- WHAT TO DO:
Take down each entry exactly as written.

- EXTRACTED MATERIAL:

——

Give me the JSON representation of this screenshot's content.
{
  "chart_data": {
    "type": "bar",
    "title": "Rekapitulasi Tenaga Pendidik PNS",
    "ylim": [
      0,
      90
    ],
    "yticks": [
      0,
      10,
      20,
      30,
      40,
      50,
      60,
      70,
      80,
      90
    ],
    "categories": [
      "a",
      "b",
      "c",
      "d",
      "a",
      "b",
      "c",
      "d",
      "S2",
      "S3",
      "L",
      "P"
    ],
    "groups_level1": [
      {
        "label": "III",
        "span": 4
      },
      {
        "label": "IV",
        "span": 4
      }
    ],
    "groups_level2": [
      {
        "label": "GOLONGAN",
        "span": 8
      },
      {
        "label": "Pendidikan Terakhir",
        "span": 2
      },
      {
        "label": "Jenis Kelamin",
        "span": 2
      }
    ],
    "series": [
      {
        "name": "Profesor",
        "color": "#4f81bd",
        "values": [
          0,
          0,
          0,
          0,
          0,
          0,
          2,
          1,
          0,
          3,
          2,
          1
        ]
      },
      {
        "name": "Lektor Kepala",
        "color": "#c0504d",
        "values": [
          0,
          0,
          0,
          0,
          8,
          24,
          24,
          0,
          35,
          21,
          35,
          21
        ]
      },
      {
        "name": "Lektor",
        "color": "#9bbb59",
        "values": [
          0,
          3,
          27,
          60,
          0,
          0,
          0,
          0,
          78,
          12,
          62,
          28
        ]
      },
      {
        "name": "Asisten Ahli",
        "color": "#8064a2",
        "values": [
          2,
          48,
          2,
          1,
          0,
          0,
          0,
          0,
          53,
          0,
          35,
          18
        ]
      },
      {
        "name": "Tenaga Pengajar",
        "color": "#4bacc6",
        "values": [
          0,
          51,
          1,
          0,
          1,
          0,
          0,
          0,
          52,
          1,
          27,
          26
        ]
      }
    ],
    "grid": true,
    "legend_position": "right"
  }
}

——

- PROBLEM SOLUTION:
Give me the JSON representation of this screenshot's content.
{
  "chart_data": {
    "type": "bar",
    "title": "Rekapitulasi Tenaga Pendidik PNS",
    "ylim": [
      0,
      90
    ],
    "yticks": [
      0,
      10,
      20,
      30,
      40,
      50,
      60,
      70,
      80,
      90
    ],
    "categories": [
      "a",
      "b",
      "c",
      "d",
      "a",
      "b",
      "c",
      "d",
      "S2",
      "S3",
      "L",
      "P"
    ],
    "groups_level1": [
      {
        "label": "III",
        "span": 4
      },
      {
        "label": "IV",
        "span": 4
      }
    ],
    "groups_level2": [
      {
        "label": "GOLONGAN",
        "span": 8
      },
      {
        "label": "Pendidikan Terakhir",
        "span": 2
      },
      {
        "label": "Jenis Kelamin",
        "span": 2
      }
    ],
    "series": [
      {
        "name": "Profesor",
        "color": "#4f81bd",
        "values": [
          0,
          0,
          0,
          0,
          0,
          0,
          2,
          1,
          0,
          3,
          2,
          1
        ]
      },
      {
        "name": "Lektor Kepala",
        "color": "#c0504d",
        "values": [
          0,
          0,
          0,
          0,
          8,
          24,
          24,
          0,
          35,
          21,
          35,
          21
        ]
      },
      {
        "name": "Lektor",
        "color": "#9bbb59",
        "values": [
          0,
          3,
          27,
          60,
          0,
          0,
          0,
          0,
          78,
          12,
          62,
          28
        ]
      },
      {
        "name": "Asisten Ahli",
        "color": "#8064a2",
        "values": [
          2,
          48,
          2,
          1,
          0,
          0,
          0,
          0,
          53,
          0,
          35,
          18
        ]
      },
      {
        "name": "Tenaga Pengajar",
        "color": "#4bacc6",
        "values": [
          0,
          51,
          1,
          0,
          1,
          0,
          0,
          0,
          52,
          1,
          27,
          26
        ]
      }
    ],
    "grid": true,
    "legend_position": "right"
  }
}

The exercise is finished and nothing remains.